* [The task]:
Give the number of lines in the data that hold the string "away". Nothing else is needed.

(Dataset items)
---

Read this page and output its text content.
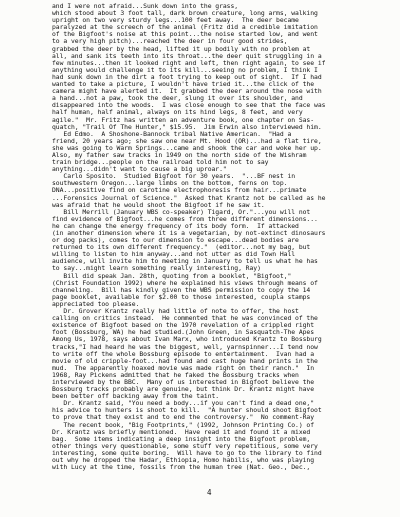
and I were not afraid...Sunk down into the grass,
which stood about 3 foot tall, dark brown creature, long arms, walking
upright on two very sturdy legs...100 feet away.  The deer became
paralyzed at the screech of the animal (Fritz did a credible imitation
of the Bigfoot's noise at this point...the noise started low, and went
to a very high pitch)...reached the deer in four good strides,
grabbed the deer by the head, lifted it up bodily with no problem at
all, and sank its teeth into its throat...the deer quit struggling in a
few minutes...then it looked right and left, then right again, to see if
anything would challenge it to its kill...seeing no problem, I think I
had sunk down in the dirt a foot trying to keep out of sight.  If I had
wanted to take a picture, I wouldn't have tried it...the click of the
camera might have alerted it.  It grabbed the deer around the nose with
a hand...not a paw, took the deer, slung it over its shoulder, and
disappeared into the woods.  I was close enough to see that the face was
half human, half animal, always on its hind legs, 8 feet, and very
agile."  Mr. Fritz has written an adventure book, one chapter on Sas-
quatch, "Trail Of The Hunter," $15.95.  Jim Erwin also interviewed him.
Ed Edmo.  A Shoshone-Bannock tribal Native American.  "Had a
friend, 20 years ago; she saw one near Mt. Hood (OR)...had a flat tire,
she was going to Warm Springs...came and shook the car and woke her up.
Also, my father saw tracks in 1949 on the north side of the Wishram
train bridge...people on the railroad told him not to say
anything...didn't want to cause a big uproar."
Carlo Sposito.  Studied Bigfoot for 30 years.  "...BF nest in
southwestern Oregon...large limbs on the bottom, ferns on top.
DNA...positive find on carotine electrophoresis from hair...primate
...Forensics Journal of Science."  Asked that Krantz not be called as he
was afraid that he would shoot the Bigfoot if he saw it.
Bill Merrill (January WBS co-speaker) Tigard, Or."...you will not
find evidence of Bigfoot...he comes from three different dimensions...
he can change the energy frequency of its body form.  If attacked
(in another dimension where it is a vegetarian, by not-extinct dinosaurs
or dog packs), comes to our dimension to escape...dead bodies are
returned to its own different frequency."  (editor...not my bag, but
willing to listen to him anyway...and not utter as did Town Hall
audience, will invite him to meeting in January to tell us what he has
to say...might learn something really interesting, Ray)
Bill did speak Jan. 28th, quoting from a booklet, "Bigfoot,"
(Christ Foundation 1992) where he explained his views through means of
channeling.  Bill has kindly given the WBS permission to copy the 14
page booklet, available for $2.00 to those interested, coupla stamps
appreciated too please.
Dr. Grover Krantz really had little of note to offer, the host
calling on critics instead.  He commented that he was convinced of the
existence of Bigfoot based on the 1970 revelation of a crippled right
foot (Bossburg, WA) he had studied.(John Green, in Sasquatch-The Apes
Among Us, 1978, says about Ivan Marx, who introduced Krantz to Bossburg
tracks,"I had heard he was the biggest, well, yarnspinner...I tend now
to write off the whole Bossburg episode to entertainment.  Ivan had a
movie of old cripple-foot...had found and cast huge hand prints in the
mud.  The apparently hoaxed movie was made right on their ranch."  In
1968, Ray Pickens admitted that he faked the Bossburg tracks when
interviewed by the BBC.  Many of us interested in Bigfoot believe the
Bossburg tracks probably are genuine, but think Dr. Krantz might have
been better off backing away from the taint.
Dr. Krantz said, "You need a body...if you can't find a dead one,"
his advice to hunters is shoot to kill.  "A hunter should shoot Bigfoot
to prove that they exist and to end the controversy."  No comment-Ray
The recent book, "Big Footprints," (1992, Johnson Printing Co.) of
Dr. Krantz was briefly mentioned.  Have read it and found it a mixed
bag.  Some items indicating a deep insight into the Bigfoot problem,
other things very questionable, some stuff very repetitious, some very
interesting, some quite boring.  Will have to go to the library to find
out why he dropped the Hadar, Ethiopia, Homo habilis, who was playing
with Lucy at the time, fossils from the human tree (Nat. Geo., Dec.,
4
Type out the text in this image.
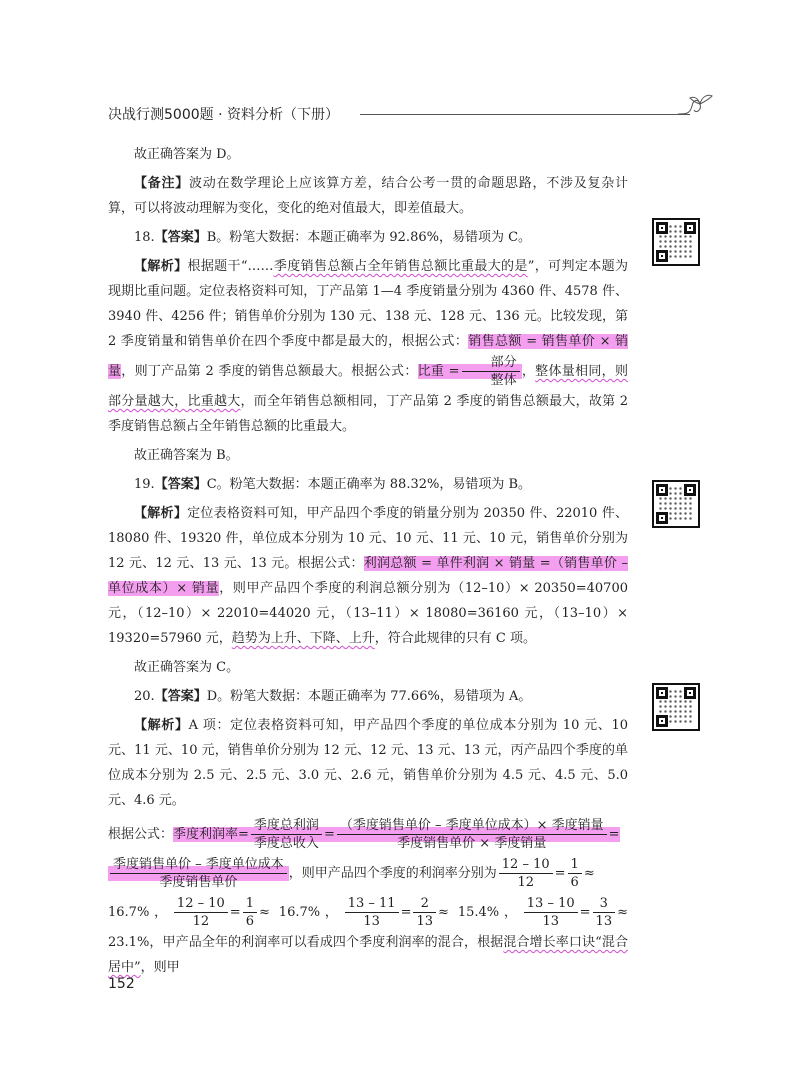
决战行测5000题 · 资料分析（下册）

故正确答案为 D。

【备注】波动在数学理论上应该算方差，结合公考一贯的命题思路，不涉及复杂计算，可以将波动理解为变化，变化的绝对值最大，即差值最大。

18.【答案】B。粉笔大数据：本题正确率为 92.86%，易错项为 C。

【解析】根据题干“……季度销售总额占全年销售总额比重最大的是”，可判定本题为现期比重问题。定位表格资料可知，丁产品第 1—4 季度销量分别为 4360 件、4578 件、3940 件、4256 件；销售单价分别为 130 元、138 元、128 元、136 元。比较发现，第 2 季度销量和销售单价在四个季度中都是最大的，根据公式：销售总额 = 销售单价 × 销量，则丁产品第 2 季度的销售总额最大。根据公式：比重 = $\frac{\text{部分}}{\text{整体}}$ ，整体量相同，则部分量越大，比重越大，而全年销售总额相同，丁产品第 2 季度的销售总额最大，故第 2 季度销售总额占全年销售总额的比重最大。

故正确答案为 B。

19.【答案】C。粉笔大数据：本题正确率为 88.32%，易错项为 B。

【解析】定位表格资料可知，甲产品四个季度的销量分别为 20350 件、22010 件、18080 件、19320 件，单位成本分别为 10 元、10 元、11 元、10 元，销售单价分别为 12 元、12 元、13 元、13 元。根据公式：利润总额 = 单件利润 × 销量 =（销售单价 – 单位成本）× 销量，则甲产品四个季度的利润总额分别为（12–10）× 20350=40700 元，（12–10）× 22010=44020 元，（13–11）× 18080=36160 元，（13–10）× 19320=57960 元，趋势为上升、下降、上升，符合此规律的只有 C 项。

故正确答案为 C。

20.【答案】D。粉笔大数据：本题正确率为 77.66%，易错项为 A。

【解析】A 项：定位表格资料可知，甲产品四个季度的单位成本分别为 10 元、10 元、11 元、10 元，销售单价分别为 12 元、12 元、13 元、13 元，丙产品四个季度的单位成本分别为 2.5 元、2.5 元、3.0 元、2.6 元，销售单价分别为 4.5 元、4.5 元、5.0 元、4.6 元。

根据公式：季度利润率= $\frac{\text{季度总利润}}{\text{季度总收入}} = \frac{\text{（季度销售单价 – 季度单位成本）× 季度销量}}{\text{季度销售单价 × 季度销量}}$ =

$\frac{\text{季度销售单价 – 季度单位成本}}{\text{季度销售单价}}$ ，则甲产品四个季度的利润率分别为 $\frac{12 - 10}{12} = \frac{1}{6}$ ≈

16.7%， $\frac{12 - 10}{12} = \frac{1}{6} \approx 16.7\%$， $\frac{13 - 11}{13} = \frac{2}{13} \approx 15.4\%$， $\frac{13 - 10}{13} = \frac{3}{13} \approx 23.1\%$，甲产品全年的利润率可以看成四个季度利润率的混合，根据混合增长率口诀“混合居中”，则甲

152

---

* [Result]:
2